• WHAT IS REQUIRED:
Listed below are entries; give the number of lines among them that include "Longitudinal", and only that number.

• Saved data entries:

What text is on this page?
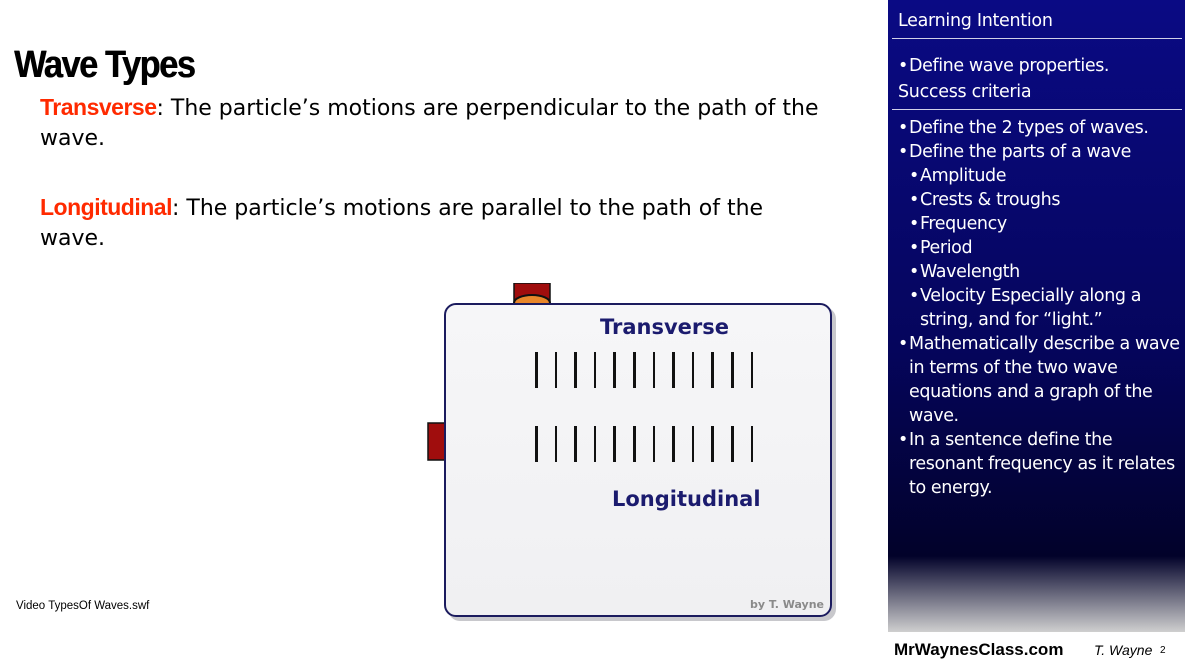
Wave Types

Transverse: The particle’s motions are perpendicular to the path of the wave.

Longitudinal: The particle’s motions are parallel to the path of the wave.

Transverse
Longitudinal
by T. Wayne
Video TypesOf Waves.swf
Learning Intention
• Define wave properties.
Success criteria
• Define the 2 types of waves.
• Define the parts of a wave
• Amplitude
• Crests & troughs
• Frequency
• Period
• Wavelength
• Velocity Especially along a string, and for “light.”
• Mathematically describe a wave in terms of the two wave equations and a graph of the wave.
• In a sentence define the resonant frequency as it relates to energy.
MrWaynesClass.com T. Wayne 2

• THE SOLUTION:
2